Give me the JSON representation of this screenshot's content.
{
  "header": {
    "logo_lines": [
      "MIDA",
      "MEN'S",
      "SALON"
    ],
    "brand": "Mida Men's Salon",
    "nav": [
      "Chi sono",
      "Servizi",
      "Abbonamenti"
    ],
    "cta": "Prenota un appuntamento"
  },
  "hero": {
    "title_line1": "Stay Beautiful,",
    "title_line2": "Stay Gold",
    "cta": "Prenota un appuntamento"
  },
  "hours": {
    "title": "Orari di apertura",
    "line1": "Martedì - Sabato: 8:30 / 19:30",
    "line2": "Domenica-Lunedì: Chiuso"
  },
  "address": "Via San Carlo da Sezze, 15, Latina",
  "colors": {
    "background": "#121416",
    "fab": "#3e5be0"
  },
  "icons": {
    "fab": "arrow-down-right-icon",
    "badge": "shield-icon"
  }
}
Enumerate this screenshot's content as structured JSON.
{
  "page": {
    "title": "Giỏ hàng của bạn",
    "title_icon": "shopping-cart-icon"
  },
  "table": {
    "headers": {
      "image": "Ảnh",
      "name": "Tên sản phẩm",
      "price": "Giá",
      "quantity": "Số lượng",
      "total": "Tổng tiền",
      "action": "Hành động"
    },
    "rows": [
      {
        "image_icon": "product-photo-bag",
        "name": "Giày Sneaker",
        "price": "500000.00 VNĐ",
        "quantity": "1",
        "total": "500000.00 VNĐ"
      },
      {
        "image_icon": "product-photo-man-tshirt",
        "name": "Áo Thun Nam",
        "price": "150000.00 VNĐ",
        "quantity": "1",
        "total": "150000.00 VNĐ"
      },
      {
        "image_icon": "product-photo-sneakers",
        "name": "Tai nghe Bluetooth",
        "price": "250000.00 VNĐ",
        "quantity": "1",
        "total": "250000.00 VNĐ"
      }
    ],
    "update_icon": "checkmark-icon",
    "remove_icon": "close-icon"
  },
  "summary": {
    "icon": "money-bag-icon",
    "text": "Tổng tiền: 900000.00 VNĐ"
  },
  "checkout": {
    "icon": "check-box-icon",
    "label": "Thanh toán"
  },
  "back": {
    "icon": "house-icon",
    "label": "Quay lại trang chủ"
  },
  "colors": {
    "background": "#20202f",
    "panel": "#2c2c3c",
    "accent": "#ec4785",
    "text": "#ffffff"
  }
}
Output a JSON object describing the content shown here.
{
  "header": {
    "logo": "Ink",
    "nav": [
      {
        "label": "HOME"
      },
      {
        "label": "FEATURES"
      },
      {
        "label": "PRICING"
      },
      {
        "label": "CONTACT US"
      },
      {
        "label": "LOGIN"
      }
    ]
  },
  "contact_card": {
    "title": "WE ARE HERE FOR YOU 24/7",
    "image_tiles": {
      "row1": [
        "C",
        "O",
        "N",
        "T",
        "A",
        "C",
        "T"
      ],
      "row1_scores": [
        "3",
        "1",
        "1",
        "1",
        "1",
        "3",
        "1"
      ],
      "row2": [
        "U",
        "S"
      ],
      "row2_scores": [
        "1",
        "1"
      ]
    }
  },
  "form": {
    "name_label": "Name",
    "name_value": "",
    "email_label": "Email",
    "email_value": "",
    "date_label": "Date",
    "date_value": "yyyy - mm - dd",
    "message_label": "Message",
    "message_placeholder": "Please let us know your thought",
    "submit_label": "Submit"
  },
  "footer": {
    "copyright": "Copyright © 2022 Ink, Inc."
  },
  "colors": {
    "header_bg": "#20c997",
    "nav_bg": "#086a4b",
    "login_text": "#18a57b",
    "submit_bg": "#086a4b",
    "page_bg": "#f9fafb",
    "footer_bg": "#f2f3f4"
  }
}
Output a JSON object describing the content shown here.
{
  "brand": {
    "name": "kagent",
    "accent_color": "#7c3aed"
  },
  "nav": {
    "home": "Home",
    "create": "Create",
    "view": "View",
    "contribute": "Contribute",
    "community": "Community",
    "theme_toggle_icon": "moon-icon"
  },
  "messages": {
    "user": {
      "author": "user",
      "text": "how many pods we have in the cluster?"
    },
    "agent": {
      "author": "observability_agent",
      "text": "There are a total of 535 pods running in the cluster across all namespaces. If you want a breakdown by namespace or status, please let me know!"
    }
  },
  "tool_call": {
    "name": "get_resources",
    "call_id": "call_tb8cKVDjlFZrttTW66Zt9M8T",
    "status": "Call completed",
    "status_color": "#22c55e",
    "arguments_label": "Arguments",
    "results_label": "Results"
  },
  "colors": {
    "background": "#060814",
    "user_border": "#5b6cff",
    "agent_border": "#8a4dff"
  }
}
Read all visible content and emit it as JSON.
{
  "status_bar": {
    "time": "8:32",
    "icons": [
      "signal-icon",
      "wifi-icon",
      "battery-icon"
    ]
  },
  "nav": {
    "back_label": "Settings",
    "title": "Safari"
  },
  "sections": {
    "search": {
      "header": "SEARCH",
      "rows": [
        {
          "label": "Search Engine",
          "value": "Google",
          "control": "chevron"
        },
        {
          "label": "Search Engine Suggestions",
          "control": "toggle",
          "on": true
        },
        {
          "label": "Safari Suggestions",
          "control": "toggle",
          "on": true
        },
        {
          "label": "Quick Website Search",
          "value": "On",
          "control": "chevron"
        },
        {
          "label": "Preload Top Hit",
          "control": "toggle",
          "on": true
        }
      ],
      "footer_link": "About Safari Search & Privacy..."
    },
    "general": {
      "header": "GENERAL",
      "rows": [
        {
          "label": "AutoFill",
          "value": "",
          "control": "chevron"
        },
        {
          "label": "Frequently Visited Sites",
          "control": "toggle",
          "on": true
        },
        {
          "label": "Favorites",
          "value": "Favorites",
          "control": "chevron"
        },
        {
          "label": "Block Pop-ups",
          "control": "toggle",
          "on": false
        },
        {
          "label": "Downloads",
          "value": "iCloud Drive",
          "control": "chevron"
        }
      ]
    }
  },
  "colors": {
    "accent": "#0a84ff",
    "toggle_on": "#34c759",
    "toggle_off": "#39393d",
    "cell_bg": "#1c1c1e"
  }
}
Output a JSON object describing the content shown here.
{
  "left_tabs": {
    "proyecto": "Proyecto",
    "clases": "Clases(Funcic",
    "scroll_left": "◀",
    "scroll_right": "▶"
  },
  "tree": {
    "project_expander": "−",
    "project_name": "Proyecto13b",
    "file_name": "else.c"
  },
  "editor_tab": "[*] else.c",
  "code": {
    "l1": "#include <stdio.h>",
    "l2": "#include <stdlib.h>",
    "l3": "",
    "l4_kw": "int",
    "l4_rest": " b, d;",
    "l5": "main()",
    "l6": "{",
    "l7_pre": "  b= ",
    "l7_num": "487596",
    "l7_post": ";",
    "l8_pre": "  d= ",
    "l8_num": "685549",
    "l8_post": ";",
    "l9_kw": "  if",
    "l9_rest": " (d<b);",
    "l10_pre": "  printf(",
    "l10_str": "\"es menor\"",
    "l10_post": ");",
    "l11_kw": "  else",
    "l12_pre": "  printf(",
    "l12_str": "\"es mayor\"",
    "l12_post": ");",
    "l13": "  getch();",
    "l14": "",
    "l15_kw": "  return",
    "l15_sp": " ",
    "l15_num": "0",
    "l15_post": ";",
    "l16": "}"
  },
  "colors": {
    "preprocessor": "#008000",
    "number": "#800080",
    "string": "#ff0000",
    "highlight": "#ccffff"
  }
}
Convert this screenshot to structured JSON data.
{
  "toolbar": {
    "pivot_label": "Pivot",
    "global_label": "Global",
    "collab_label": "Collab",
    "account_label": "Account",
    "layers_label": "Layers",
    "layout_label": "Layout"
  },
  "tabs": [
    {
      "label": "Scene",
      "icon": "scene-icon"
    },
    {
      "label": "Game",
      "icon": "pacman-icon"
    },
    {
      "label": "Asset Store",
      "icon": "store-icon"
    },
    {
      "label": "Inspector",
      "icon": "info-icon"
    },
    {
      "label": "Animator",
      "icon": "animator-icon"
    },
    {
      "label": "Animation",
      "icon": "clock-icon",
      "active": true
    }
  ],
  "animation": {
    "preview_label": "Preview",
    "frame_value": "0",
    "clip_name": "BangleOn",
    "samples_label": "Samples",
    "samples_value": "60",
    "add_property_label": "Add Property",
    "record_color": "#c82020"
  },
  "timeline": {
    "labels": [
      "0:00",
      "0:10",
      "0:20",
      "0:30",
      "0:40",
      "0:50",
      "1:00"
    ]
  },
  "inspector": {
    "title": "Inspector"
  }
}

####################

• **Aim of the task**
Using the records given above, list every line that includes the word "Stay".

• **Response**
    "title_line1": "Stay Beautiful,",
    "title_line2": "Stay Gold",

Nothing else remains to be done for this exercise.